Data records
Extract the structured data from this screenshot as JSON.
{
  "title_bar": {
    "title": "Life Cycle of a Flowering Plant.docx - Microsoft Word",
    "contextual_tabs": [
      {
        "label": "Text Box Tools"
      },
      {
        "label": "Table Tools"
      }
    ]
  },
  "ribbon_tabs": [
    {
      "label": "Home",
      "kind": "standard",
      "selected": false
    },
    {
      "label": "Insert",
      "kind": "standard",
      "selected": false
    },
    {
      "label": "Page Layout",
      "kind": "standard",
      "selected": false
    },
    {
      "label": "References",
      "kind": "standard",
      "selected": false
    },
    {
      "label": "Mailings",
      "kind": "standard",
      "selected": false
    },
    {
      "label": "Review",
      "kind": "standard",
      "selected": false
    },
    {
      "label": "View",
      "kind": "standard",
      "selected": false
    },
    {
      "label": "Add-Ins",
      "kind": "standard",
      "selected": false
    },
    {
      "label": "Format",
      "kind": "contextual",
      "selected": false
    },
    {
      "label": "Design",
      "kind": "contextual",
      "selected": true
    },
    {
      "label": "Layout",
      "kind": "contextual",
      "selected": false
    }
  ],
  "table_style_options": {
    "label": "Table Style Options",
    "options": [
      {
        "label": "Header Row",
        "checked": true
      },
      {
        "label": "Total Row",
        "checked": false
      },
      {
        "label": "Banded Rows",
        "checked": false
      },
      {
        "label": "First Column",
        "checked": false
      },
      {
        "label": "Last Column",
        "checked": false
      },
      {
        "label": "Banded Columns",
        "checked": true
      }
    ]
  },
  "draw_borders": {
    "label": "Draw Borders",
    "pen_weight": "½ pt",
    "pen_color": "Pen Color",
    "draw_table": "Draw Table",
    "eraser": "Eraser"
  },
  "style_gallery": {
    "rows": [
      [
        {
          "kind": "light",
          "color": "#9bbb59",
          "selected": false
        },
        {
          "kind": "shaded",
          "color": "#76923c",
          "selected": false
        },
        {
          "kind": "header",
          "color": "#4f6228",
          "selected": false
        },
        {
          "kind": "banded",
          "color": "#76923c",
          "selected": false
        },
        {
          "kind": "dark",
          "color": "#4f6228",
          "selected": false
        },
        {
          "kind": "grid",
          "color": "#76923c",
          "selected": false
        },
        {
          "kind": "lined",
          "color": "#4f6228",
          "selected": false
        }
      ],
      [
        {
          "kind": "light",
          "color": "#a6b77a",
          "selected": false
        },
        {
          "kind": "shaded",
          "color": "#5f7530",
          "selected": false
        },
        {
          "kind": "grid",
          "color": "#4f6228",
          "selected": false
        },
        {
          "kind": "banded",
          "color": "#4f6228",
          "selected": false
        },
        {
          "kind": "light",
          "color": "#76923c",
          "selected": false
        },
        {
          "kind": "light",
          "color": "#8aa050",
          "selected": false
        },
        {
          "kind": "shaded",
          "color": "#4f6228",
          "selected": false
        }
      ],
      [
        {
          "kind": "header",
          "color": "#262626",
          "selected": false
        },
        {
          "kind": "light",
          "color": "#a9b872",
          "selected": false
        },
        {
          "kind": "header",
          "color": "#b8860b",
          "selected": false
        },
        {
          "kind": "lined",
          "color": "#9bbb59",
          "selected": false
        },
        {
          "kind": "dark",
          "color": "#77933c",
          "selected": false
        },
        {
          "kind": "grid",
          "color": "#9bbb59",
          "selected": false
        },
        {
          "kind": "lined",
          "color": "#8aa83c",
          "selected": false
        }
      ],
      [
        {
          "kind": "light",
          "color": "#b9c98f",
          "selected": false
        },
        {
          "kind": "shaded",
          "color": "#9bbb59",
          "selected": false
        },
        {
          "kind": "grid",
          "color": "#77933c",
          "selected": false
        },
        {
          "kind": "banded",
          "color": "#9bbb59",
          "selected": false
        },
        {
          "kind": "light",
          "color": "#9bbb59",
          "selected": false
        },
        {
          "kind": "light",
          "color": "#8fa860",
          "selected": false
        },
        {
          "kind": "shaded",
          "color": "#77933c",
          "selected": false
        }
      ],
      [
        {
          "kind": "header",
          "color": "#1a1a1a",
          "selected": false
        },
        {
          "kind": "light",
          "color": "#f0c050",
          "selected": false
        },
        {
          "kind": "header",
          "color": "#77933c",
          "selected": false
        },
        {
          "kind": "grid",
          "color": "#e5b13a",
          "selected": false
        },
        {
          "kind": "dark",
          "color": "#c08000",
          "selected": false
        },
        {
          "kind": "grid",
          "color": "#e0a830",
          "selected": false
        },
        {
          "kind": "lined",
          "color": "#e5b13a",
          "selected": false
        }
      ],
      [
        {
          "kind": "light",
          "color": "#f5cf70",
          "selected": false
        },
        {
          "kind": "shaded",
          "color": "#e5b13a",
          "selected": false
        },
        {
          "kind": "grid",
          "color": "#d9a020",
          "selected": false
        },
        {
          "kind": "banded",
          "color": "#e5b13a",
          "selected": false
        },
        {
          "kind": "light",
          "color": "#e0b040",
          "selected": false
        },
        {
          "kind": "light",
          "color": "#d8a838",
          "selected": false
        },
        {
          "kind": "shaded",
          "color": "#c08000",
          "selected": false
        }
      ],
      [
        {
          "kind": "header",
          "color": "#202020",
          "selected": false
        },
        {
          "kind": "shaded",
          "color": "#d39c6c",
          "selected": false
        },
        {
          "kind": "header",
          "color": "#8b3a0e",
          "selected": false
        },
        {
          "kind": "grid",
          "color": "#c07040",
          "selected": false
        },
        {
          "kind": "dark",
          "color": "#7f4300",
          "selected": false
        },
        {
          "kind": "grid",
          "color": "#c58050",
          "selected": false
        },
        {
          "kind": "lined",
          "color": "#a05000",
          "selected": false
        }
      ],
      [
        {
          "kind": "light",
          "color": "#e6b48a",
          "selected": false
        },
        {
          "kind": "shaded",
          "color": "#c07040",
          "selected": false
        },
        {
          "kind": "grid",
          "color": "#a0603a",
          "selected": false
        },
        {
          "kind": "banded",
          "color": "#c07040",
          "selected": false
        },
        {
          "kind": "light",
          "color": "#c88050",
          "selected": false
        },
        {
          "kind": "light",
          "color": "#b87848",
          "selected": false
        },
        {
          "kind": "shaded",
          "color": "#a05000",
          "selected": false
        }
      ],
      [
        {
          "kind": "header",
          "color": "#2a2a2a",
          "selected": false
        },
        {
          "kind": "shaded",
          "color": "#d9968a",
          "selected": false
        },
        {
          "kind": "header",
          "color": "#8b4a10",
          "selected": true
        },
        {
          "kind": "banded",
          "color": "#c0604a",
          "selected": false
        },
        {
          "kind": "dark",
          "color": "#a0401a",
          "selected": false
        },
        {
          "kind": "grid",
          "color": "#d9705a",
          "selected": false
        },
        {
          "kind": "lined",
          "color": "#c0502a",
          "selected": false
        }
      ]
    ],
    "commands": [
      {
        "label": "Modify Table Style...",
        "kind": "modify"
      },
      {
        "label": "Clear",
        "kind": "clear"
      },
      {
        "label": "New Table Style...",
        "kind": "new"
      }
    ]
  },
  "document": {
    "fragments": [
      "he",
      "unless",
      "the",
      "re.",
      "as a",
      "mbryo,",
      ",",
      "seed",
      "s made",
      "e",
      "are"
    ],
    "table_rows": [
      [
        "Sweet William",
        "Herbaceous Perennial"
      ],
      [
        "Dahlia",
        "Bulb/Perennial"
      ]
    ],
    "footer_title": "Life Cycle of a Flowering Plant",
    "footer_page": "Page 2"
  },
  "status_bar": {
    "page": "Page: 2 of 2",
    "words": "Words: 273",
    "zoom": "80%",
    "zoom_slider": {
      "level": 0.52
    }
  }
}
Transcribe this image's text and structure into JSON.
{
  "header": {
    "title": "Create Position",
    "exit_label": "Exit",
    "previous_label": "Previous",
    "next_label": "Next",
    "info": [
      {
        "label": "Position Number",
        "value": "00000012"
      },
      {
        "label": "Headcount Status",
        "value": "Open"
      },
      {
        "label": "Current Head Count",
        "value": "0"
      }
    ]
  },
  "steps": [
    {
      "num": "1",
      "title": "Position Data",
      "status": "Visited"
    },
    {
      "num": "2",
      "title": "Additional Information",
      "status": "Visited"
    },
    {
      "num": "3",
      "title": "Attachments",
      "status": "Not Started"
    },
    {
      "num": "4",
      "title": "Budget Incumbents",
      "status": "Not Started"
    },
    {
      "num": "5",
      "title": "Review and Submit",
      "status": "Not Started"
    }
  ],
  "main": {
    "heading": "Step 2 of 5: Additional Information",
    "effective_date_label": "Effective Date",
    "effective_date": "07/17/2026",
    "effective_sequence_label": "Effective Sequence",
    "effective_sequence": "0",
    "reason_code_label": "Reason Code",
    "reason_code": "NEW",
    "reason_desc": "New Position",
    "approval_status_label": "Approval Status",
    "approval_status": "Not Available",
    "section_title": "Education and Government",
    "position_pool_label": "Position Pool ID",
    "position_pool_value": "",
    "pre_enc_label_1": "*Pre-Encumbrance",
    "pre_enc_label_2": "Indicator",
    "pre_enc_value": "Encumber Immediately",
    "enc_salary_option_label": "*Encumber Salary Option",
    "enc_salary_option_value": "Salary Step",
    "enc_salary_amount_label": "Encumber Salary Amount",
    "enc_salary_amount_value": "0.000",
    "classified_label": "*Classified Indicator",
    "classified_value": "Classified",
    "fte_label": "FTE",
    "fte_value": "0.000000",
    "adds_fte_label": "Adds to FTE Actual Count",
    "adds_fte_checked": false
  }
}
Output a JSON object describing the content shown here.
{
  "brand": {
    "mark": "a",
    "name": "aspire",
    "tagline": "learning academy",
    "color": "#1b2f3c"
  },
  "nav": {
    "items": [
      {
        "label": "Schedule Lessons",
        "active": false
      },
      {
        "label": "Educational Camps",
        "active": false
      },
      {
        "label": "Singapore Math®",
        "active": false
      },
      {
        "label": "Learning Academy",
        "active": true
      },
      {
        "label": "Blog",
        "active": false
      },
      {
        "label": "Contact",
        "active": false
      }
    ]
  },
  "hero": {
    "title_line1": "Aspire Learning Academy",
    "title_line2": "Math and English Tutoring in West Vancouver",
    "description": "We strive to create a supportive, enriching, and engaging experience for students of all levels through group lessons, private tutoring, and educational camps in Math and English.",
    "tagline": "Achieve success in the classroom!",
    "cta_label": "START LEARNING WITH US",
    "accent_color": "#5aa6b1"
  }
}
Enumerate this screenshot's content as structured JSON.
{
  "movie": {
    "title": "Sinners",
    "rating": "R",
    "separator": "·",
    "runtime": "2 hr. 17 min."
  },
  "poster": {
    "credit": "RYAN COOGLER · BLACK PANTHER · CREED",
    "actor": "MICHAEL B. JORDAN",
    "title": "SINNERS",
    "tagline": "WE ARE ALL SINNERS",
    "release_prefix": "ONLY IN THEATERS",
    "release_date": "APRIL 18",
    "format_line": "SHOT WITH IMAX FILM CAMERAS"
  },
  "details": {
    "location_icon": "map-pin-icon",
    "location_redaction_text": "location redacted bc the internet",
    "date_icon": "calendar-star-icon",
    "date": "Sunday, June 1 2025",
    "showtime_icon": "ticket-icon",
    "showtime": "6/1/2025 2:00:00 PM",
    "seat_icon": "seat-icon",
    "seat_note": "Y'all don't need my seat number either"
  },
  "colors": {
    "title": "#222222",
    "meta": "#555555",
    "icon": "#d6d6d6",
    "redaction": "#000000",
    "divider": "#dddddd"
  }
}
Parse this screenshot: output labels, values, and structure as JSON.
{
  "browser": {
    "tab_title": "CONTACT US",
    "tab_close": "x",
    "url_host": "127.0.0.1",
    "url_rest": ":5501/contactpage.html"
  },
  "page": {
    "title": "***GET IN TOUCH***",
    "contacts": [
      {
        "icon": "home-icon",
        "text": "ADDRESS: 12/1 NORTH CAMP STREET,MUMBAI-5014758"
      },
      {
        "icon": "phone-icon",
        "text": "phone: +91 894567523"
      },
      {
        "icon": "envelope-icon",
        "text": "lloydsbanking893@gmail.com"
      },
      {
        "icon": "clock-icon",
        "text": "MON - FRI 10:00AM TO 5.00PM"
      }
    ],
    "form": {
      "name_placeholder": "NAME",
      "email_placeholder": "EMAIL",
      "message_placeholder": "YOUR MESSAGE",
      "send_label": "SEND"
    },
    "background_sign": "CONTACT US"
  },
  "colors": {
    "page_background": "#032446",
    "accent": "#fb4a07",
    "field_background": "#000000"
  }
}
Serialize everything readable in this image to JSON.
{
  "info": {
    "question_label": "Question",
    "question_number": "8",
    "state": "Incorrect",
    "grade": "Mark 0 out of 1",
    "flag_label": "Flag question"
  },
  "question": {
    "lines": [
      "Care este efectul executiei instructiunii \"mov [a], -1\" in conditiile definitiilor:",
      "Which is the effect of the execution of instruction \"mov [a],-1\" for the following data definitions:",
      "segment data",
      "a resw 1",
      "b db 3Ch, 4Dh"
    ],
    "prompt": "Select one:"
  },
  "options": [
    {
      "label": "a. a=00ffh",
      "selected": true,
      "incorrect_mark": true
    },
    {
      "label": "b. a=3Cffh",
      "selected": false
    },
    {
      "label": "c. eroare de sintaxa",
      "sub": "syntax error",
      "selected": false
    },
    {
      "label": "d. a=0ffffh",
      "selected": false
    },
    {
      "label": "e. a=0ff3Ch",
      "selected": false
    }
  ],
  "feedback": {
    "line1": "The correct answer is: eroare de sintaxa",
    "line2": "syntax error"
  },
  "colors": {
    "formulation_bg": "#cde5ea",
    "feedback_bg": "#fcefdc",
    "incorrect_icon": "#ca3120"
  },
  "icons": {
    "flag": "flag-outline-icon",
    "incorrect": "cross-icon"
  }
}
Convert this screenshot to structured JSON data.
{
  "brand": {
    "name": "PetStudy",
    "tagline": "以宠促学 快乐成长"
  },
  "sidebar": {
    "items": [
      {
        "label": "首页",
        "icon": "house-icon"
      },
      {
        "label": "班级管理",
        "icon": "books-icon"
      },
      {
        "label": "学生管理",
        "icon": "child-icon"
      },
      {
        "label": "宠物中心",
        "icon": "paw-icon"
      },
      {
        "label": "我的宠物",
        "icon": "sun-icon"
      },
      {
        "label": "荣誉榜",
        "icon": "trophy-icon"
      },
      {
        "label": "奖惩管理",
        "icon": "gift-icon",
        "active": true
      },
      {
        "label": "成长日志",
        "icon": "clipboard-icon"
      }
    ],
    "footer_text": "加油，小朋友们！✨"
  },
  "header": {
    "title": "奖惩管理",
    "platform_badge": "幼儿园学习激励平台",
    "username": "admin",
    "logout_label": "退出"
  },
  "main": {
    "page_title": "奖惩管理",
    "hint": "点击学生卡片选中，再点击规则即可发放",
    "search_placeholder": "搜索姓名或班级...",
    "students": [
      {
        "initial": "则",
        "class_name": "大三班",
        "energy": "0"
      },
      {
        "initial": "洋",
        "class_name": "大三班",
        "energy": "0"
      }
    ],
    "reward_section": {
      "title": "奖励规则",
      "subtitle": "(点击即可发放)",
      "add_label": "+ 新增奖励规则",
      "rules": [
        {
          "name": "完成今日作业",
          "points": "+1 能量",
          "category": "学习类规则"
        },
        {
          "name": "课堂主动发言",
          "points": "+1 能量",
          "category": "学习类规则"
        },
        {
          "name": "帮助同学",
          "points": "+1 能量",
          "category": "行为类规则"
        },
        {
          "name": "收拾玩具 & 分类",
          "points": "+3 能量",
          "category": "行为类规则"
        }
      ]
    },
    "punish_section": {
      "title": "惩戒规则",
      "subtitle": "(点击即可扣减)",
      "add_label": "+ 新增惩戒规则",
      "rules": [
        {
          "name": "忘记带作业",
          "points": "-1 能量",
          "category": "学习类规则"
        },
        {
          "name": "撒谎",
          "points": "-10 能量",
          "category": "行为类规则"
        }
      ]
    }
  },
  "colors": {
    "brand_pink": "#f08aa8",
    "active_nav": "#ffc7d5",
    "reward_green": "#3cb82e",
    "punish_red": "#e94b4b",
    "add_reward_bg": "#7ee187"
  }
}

Brief - Using the material above, gather every line that includes "sintaxa".

Expected answer -
      "label": "c. eroare de sintaxa",
    "line1": "The correct answer is: eroare de sintaxa",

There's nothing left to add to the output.